- The request
In this exercise, copy exactly the lines from the one that contains "Read all visible content and emit it as JSON." through the end of the entries below; pictures are not copied.

=-=-=

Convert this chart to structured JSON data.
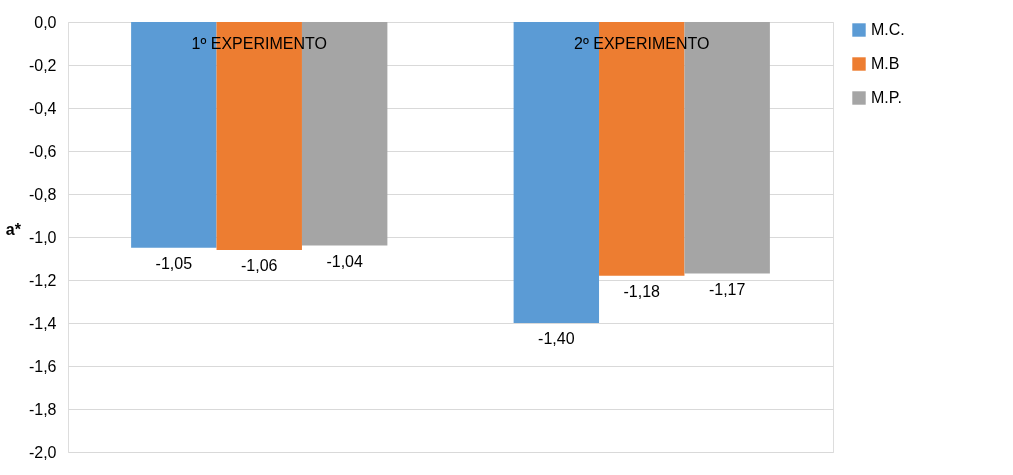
{
  "chart_data": {
    "type": "bar",
    "ylabel": "a*",
    "categories": [
      "1º  EXPERIMENTO",
      "2º  EXPERIMENTO"
    ],
    "series": [
      {
        "name": "M.C.",
        "color": "#5b9bd5",
        "values": [
          -1.05,
          -1.4
        ],
        "value_labels": [
          "-1,05",
          "-1,40"
        ]
      },
      {
        "name": "M.B",
        "color": "#ed7d31",
        "values": [
          -1.06,
          -1.18
        ],
        "value_labels": [
          "-1,06",
          "-1,18"
        ]
      },
      {
        "name": "M.P.",
        "color": "#a5a5a5",
        "values": [
          -1.04,
          -1.17
        ],
        "value_labels": [
          "-1,04",
          "-1,17"
        ]
      }
    ],
    "ylim": [
      -2.0,
      0.0
    ],
    "yticks": [
      {
        "value": 0.0,
        "label": "0,0"
      },
      {
        "value": -0.2,
        "label": "-0,2"
      },
      {
        "value": -0.4,
        "label": "-0,4"
      },
      {
        "value": -0.6,
        "label": "-0,6"
      },
      {
        "value": -0.8,
        "label": "-0,8"
      },
      {
        "value": -1.0,
        "label": "-1,0"
      },
      {
        "value": -1.2,
        "label": "-1,2"
      },
      {
        "value": -1.4,
        "label": "-1,4"
      },
      {
        "value": -1.6,
        "label": "-1,6"
      },
      {
        "value": -1.8,
        "label": "-1,8"
      },
      {
        "value": -2.0,
        "label": "-2,0"
      }
    ],
    "grid": "y",
    "legend": "right"
  }
}
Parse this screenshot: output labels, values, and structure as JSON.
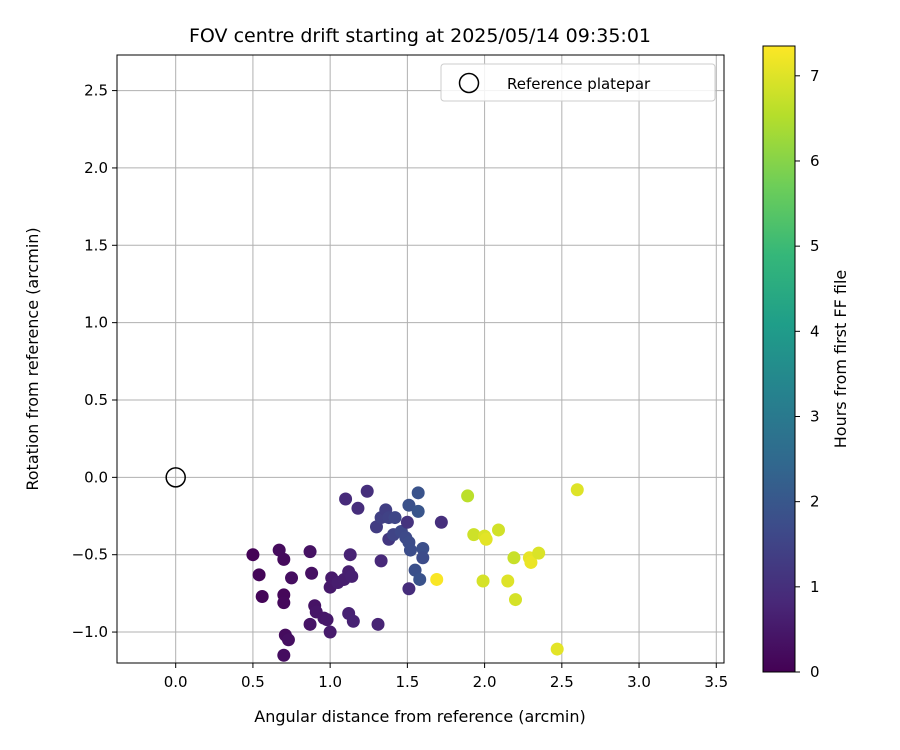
{
  "chart_data": {
    "type": "scatter",
    "title": "FOV centre drift starting at 2025/05/14 09:35:01",
    "xlabel": "Angular distance from reference (arcmin)",
    "ylabel": "Rotation from reference (arcmin)",
    "xlim": [
      -0.38,
      3.55
    ],
    "ylim": [
      -1.2,
      2.73
    ],
    "x_ticks": [
      "0.0",
      "0.5",
      "1.0",
      "1.5",
      "2.0",
      "2.5",
      "3.0",
      "3.5"
    ],
    "y_ticks": [
      "−1.0",
      "−0.5",
      "0.0",
      "0.5",
      "1.0",
      "1.5",
      "2.0",
      "2.5"
    ],
    "grid": true,
    "legend": {
      "placement": "top-right",
      "label": "Reference platepar",
      "marker": "open-circle"
    },
    "reference_point": {
      "x": 0.0,
      "y": 0.0
    },
    "colorbar": {
      "label": "Hours from first FF file",
      "range": [
        0,
        7.35
      ],
      "ticks": [
        "0",
        "1",
        "2",
        "3",
        "4",
        "5",
        "6",
        "7"
      ],
      "colormap": "viridis",
      "colors": [
        "#440154",
        "#482878",
        "#3e4989",
        "#31688e",
        "#26828e",
        "#1f9e89",
        "#35b779",
        "#6ece58",
        "#b5de2b",
        "#fde725"
      ]
    },
    "series": [
      {
        "points": [
          [
            0.5,
            -0.5,
            0.05
          ],
          [
            0.54,
            -0.63,
            0.1
          ],
          [
            0.56,
            -0.77,
            0.08
          ],
          [
            0.67,
            -0.47,
            0.2
          ],
          [
            0.7,
            -0.53,
            0.18
          ],
          [
            0.7,
            -0.76,
            0.12
          ],
          [
            0.7,
            -0.81,
            0.15
          ],
          [
            0.7,
            -1.15,
            0.25
          ],
          [
            0.71,
            -1.02,
            0.22
          ],
          [
            0.73,
            -1.05,
            0.3
          ],
          [
            0.75,
            -0.65,
            0.28
          ],
          [
            0.87,
            -0.48,
            0.35
          ],
          [
            0.88,
            -0.62,
            0.32
          ],
          [
            0.87,
            -0.95,
            0.4
          ],
          [
            0.9,
            -0.83,
            0.38
          ],
          [
            0.91,
            -0.87,
            0.42
          ],
          [
            0.96,
            -0.91,
            0.45
          ],
          [
            0.98,
            -0.92,
            0.48
          ],
          [
            1.0,
            -0.71,
            0.5
          ],
          [
            1.01,
            -0.65,
            0.52
          ],
          [
            1.0,
            -1.0,
            0.55
          ],
          [
            1.05,
            -0.68,
            0.58
          ],
          [
            1.09,
            -0.66,
            0.6
          ],
          [
            1.12,
            -0.61,
            0.62
          ],
          [
            1.14,
            -0.64,
            0.65
          ],
          [
            1.12,
            -0.88,
            0.68
          ],
          [
            1.15,
            -0.93,
            0.7
          ],
          [
            1.13,
            -0.5,
            0.72
          ],
          [
            1.1,
            -0.14,
            0.9
          ],
          [
            1.18,
            -0.2,
            0.95
          ],
          [
            1.24,
            -0.09,
            1.0
          ],
          [
            1.31,
            -0.95,
            0.75
          ],
          [
            1.33,
            -0.54,
            0.85
          ],
          [
            1.3,
            -0.32,
            1.3
          ],
          [
            1.33,
            -0.26,
            1.4
          ],
          [
            1.36,
            -0.21,
            1.35
          ],
          [
            1.38,
            -0.4,
            1.2
          ],
          [
            1.38,
            -0.26,
            1.45
          ],
          [
            1.41,
            -0.37,
            1.5
          ],
          [
            1.42,
            -0.26,
            1.55
          ],
          [
            1.46,
            -0.35,
            1.6
          ],
          [
            1.49,
            -0.39,
            1.65
          ],
          [
            1.5,
            -0.29,
            1.1
          ],
          [
            1.51,
            -0.42,
            1.7
          ],
          [
            1.52,
            -0.47,
            1.75
          ],
          [
            1.51,
            -0.72,
            0.95
          ],
          [
            1.51,
            -0.18,
            1.85
          ],
          [
            1.55,
            -0.6,
            1.8
          ],
          [
            1.57,
            -0.1,
            1.9
          ],
          [
            1.57,
            -0.22,
            1.95
          ],
          [
            1.58,
            -0.66,
            1.88
          ],
          [
            1.6,
            -0.46,
            1.78
          ],
          [
            1.6,
            -0.52,
            1.72
          ],
          [
            1.72,
            -0.29,
            1.0
          ],
          [
            1.69,
            -0.66,
            7.3
          ],
          [
            1.89,
            -0.12,
            6.6
          ],
          [
            1.93,
            -0.37,
            6.8
          ],
          [
            1.99,
            -0.67,
            6.9
          ],
          [
            2.0,
            -0.38,
            6.95
          ],
          [
            2.01,
            -0.4,
            7.05
          ],
          [
            2.09,
            -0.34,
            6.85
          ],
          [
            2.15,
            -0.67,
            7.0
          ],
          [
            2.19,
            -0.52,
            6.75
          ],
          [
            2.2,
            -0.79,
            6.9
          ],
          [
            2.29,
            -0.52,
            7.1
          ],
          [
            2.3,
            -0.55,
            7.15
          ],
          [
            2.35,
            -0.49,
            6.95
          ],
          [
            2.47,
            -1.11,
            7.05
          ],
          [
            2.6,
            -0.08,
            7.0
          ]
        ]
      }
    ]
  }
}
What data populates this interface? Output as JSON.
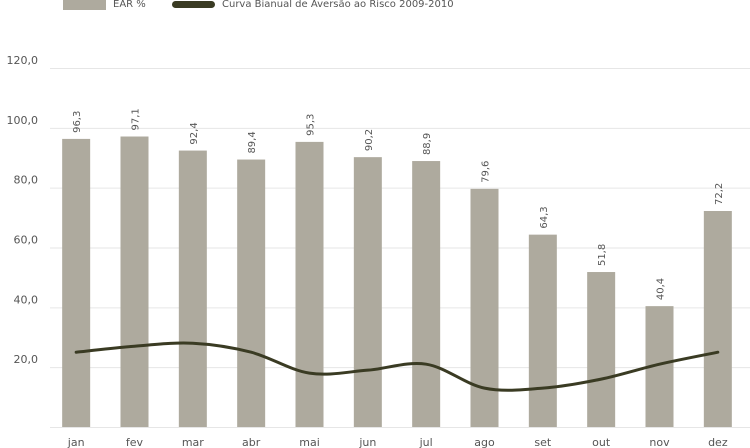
{
  "legend": {
    "bar_label": "EAR %",
    "line_label": "Curva Bianual de Aversão ao Risco 2009-2010"
  },
  "colors": {
    "bar": "#aeaa9e",
    "line": "#3a3b23",
    "grid": "#e6e6e6",
    "text": "#555555"
  },
  "chart_data": {
    "type": "bar",
    "categories": [
      "jan",
      "fev",
      "mar",
      "abr",
      "mai",
      "jun",
      "jul",
      "ago",
      "set",
      "out",
      "nov",
      "dez"
    ],
    "ylim": [
      0,
      120
    ],
    "yticks": [
      "20,0",
      "40,0",
      "60,0",
      "80,0",
      "100,0",
      "120,0"
    ],
    "grid": true,
    "legend_position": "top-left",
    "series": [
      {
        "name": "EAR %",
        "type": "bar",
        "values": [
          96.3,
          97.1,
          92.4,
          89.4,
          95.3,
          90.2,
          88.9,
          79.6,
          64.3,
          51.8,
          40.4,
          72.2
        ],
        "labels": [
          "96,3",
          "97,1",
          "92,4",
          "89,4",
          "95,3",
          "90,2",
          "88,9",
          "79,6",
          "64,3",
          "51,8",
          "40,4",
          "72,2"
        ]
      },
      {
        "name": "Curva Bianual de Aversão ao Risco 2009-2010",
        "type": "line",
        "values": [
          25,
          27,
          28,
          25,
          18,
          19,
          21,
          13,
          13,
          16,
          21,
          25
        ]
      }
    ]
  }
}
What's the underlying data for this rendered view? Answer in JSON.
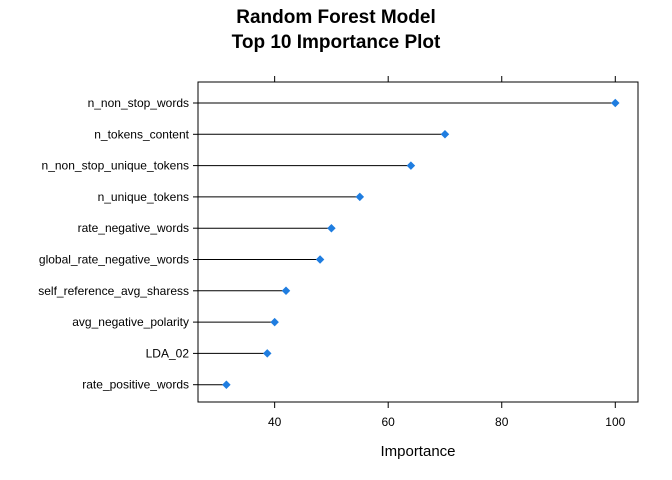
{
  "chart_data": {
    "type": "dot",
    "title_lines": [
      "Random Forest Model",
      "Top 10 Importance Plot"
    ],
    "xlabel": "Importance",
    "ylabel": "",
    "xlim": [
      26.5,
      104
    ],
    "xticks": [
      40,
      60,
      80,
      100
    ],
    "grid": false,
    "legend": "none",
    "categories": [
      "n_non_stop_words",
      "n_tokens_content",
      "n_non_stop_unique_tokens",
      "n_unique_tokens",
      "rate_negative_words",
      "global_rate_negative_words",
      "self_reference_avg_sharess",
      "avg_negative_polarity",
      "LDA_02",
      "rate_positive_words"
    ],
    "values": [
      100,
      70,
      64,
      55,
      50,
      48,
      42,
      40,
      38.7,
      31.5
    ],
    "marker_color": "#1f7de0",
    "line_color": "#000000"
  }
}
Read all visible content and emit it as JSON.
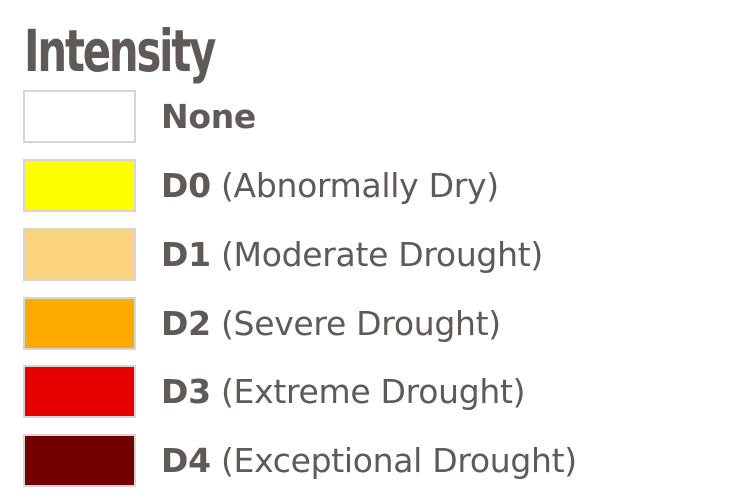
{
  "legend": {
    "title": "Intensity",
    "items": [
      {
        "code": "None",
        "description": "",
        "color": "#ffffff"
      },
      {
        "code": "D0",
        "description": "(Abnormally Dry)",
        "color": "#ffff00"
      },
      {
        "code": "D1",
        "description": "(Moderate Drought)",
        "color": "#fcd37f"
      },
      {
        "code": "D2",
        "description": "(Severe Drought)",
        "color": "#ffaa00"
      },
      {
        "code": "D3",
        "description": "(Extreme Drought)",
        "color": "#e60000"
      },
      {
        "code": "D4",
        "description": "(Exceptional Drought)",
        "color": "#730000"
      }
    ]
  }
}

=-=-=

- Solution for this exercise
Read all visible content and emit it as JSON.
{
  "legend": {
    "title": "Intensity",
    "items": [
      {
        "code": "None",
        "description": "",
        "color": "#ffffff"
      },
      {
        "code": "D0",
        "description": "(Abnormally Dry)",
        "color": "#ffff00"
      },
      {
        "code": "D1",
        "description": "(Moderate Drought)",
        "color": "#fcd37f"
      },
      {
        "code": "D2",
        "description": "(Severe Drought)",
        "color": "#ffaa00"
      },
      {
        "code": "D3",
        "description": "(Extreme Drought)",
        "color": "#e60000"
      },
      {
        "code": "D4",
        "description": "(Exceptional Drought)",
        "color": "#730000"
      }
    ]
  }
}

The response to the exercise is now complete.